◆ INPUT FOR THIS TASK ◆
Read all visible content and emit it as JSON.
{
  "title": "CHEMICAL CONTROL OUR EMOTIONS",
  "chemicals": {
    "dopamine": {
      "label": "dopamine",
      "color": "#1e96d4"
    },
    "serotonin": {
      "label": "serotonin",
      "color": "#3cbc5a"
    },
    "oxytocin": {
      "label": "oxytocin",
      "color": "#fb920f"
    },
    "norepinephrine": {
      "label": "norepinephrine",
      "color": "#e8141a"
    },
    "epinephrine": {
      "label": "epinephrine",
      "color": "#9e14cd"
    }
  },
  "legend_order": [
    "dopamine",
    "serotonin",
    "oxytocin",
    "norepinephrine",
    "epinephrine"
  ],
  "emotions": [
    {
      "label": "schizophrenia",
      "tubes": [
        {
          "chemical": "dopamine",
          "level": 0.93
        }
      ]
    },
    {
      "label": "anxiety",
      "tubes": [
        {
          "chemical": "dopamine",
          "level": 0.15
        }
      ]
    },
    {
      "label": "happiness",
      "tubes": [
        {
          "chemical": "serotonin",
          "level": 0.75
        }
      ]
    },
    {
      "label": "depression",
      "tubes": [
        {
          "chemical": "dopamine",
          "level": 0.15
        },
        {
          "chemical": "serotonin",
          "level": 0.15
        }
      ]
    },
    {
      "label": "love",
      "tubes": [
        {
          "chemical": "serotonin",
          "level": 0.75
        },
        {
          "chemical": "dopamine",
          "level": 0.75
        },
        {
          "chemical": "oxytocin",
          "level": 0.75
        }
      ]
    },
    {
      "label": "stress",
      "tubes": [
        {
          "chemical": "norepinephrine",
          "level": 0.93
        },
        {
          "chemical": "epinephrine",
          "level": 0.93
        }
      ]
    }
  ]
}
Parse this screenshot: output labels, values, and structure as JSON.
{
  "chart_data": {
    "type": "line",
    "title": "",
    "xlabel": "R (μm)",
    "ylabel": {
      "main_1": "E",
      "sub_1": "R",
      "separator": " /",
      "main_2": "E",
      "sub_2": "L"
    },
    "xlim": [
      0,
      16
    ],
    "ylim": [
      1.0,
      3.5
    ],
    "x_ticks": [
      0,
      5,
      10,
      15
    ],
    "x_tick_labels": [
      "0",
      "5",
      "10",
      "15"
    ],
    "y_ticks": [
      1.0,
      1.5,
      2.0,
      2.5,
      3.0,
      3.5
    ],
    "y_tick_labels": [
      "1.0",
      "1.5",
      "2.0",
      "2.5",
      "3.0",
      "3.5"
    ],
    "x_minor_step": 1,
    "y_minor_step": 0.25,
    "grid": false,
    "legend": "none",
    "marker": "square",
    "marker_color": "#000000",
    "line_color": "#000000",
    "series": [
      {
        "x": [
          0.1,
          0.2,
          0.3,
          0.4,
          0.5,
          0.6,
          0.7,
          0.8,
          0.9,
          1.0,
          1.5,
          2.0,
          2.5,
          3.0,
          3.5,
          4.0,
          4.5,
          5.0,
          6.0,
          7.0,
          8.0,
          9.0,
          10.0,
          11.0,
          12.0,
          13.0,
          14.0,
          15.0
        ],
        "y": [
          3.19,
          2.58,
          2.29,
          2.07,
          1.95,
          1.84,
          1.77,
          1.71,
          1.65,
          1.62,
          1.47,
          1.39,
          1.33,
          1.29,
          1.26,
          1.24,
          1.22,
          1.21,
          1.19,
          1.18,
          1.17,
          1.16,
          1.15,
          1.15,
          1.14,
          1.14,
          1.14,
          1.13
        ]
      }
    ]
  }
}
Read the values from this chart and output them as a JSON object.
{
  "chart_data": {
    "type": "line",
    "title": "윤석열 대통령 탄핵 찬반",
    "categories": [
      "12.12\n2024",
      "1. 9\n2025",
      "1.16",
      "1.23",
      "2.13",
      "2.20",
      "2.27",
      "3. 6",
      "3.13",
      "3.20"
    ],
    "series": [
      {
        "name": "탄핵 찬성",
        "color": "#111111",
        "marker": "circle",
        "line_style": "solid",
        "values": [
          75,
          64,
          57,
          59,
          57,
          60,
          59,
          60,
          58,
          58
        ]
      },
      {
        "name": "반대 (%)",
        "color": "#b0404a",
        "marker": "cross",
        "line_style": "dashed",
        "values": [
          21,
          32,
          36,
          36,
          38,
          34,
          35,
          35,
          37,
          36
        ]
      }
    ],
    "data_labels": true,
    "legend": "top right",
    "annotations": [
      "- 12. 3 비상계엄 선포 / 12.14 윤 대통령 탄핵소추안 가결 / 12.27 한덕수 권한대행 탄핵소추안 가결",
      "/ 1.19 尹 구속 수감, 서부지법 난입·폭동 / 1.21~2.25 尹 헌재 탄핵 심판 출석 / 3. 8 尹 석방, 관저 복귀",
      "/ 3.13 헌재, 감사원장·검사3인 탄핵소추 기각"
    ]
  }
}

◆ INSTRUCTION ◆
Repeat the data precisely, line by line.

◆ FINISHED EXERCISE ◆
Read all visible content and emit it as JSON.
{
  "title": "CHEMICAL CONTROL OUR EMOTIONS",
  "chemicals": {
    "dopamine": {
      "label": "dopamine",
      "color": "#1e96d4"
    },
    "serotonin": {
      "label": "serotonin",
      "color": "#3cbc5a"
    },
    "oxytocin": {
      "label": "oxytocin",
      "color": "#fb920f"
    },
    "norepinephrine": {
      "label": "norepinephrine",
      "color": "#e8141a"
    },
    "epinephrine": {
      "label": "epinephrine",
      "color": "#9e14cd"
    }
  },
  "legend_order": [
    "dopamine",
    "serotonin",
    "oxytocin",
    "norepinephrine",
    "epinephrine"
  ],
  "emotions": [
    {
      "label": "schizophrenia",
      "tubes": [
        {
          "chemical": "dopamine",
          "level": 0.93
        }
      ]
    },
    {
      "label": "anxiety",
      "tubes": [
        {
          "chemical": "dopamine",
          "level": 0.15
        }
      ]
    },
    {
      "label": "happiness",
      "tubes": [
        {
          "chemical": "serotonin",
          "level": 0.75
        }
      ]
    },
    {
      "label": "depression",
      "tubes": [
        {
          "chemical": "dopamine",
          "level": 0.15
        },
        {
          "chemical": "serotonin",
          "level": 0.15
        }
      ]
    },
    {
      "label": "love",
      "tubes": [
        {
          "chemical": "serotonin",
          "level": 0.75
        },
        {
          "chemical": "dopamine",
          "level": 0.75
        },
        {
          "chemical": "oxytocin",
          "level": 0.75
        }
      ]
    },
    {
      "label": "stress",
      "tubes": [
        {
          "chemical": "norepinephrine",
          "level": 0.93
        },
        {
          "chemical": "epinephrine",
          "level": 0.93
        }
      ]
    }
  ]
}
Parse this screenshot: output labels, values, and structure as JSON.
{
  "chart_data": {
    "type": "line",
    "title": "",
    "xlabel": "R (μm)",
    "ylabel": {
      "main_1": "E",
      "sub_1": "R",
      "separator": " /",
      "main_2": "E",
      "sub_2": "L"
    },
    "xlim": [
      0,
      16
    ],
    "ylim": [
      1.0,
      3.5
    ],
    "x_ticks": [
      0,
      5,
      10,
      15
    ],
    "x_tick_labels": [
      "0",
      "5",
      "10",
      "15"
    ],
    "y_ticks": [
      1.0,
      1.5,
      2.0,
      2.5,
      3.0,
      3.5
    ],
    "y_tick_labels": [
      "1.0",
      "1.5",
      "2.0",
      "2.5",
      "3.0",
      "3.5"
    ],
    "x_minor_step": 1,
    "y_minor_step": 0.25,
    "grid": false,
    "legend": "none",
    "marker": "square",
    "marker_color": "#000000",
    "line_color": "#000000",
    "series": [
      {
        "x": [
          0.1,
          0.2,
          0.3,
          0.4,
          0.5,
          0.6,
          0.7,
          0.8,
          0.9,
          1.0,
          1.5,
          2.0,
          2.5,
          3.0,
          3.5,
          4.0,
          4.5,
          5.0,
          6.0,
          7.0,
          8.0,
          9.0,
          10.0,
          11.0,
          12.0,
          13.0,
          14.0,
          15.0
        ],
        "y": [
          3.19,
          2.58,
          2.29,
          2.07,
          1.95,
          1.84,
          1.77,
          1.71,
          1.65,
          1.62,
          1.47,
          1.39,
          1.33,
          1.29,
          1.26,
          1.24,
          1.22,
          1.21,
          1.19,
          1.18,
          1.17,
          1.16,
          1.15,
          1.15,
          1.14,
          1.14,
          1.14,
          1.13
        ]
      }
    ]
  }
}
Read the values from this chart and output them as a JSON object.
{
  "chart_data": {
    "type": "line",
    "title": "윤석열 대통령 탄핵 찬반",
    "categories": [
      "12.12\n2024",
      "1. 9\n2025",
      "1.16",
      "1.23",
      "2.13",
      "2.20",
      "2.27",
      "3. 6",
      "3.13",
      "3.20"
    ],
    "series": [
      {
        "name": "탄핵 찬성",
        "color": "#111111",
        "marker": "circle",
        "line_style": "solid",
        "values": [
          75,
          64,
          57,
          59,
          57,
          60,
          59,
          60,
          58,
          58
        ]
      },
      {
        "name": "반대 (%)",
        "color": "#b0404a",
        "marker": "cross",
        "line_style": "dashed",
        "values": [
          21,
          32,
          36,
          36,
          38,
          34,
          35,
          35,
          37,
          36
        ]
      }
    ],
    "data_labels": true,
    "legend": "top right",
    "annotations": [
      "- 12. 3 비상계엄 선포 / 12.14 윤 대통령 탄핵소추안 가결 / 12.27 한덕수 권한대행 탄핵소추안 가결",
      "/ 1.19 尹 구속 수감, 서부지법 난입·폭동 / 1.21~2.25 尹 헌재 탄핵 심판 출석 / 3. 8 尹 석방, 관저 복귀",
      "/ 3.13 헌재, 감사원장·검사3인 탄핵소추 기각"
    ]
  }
}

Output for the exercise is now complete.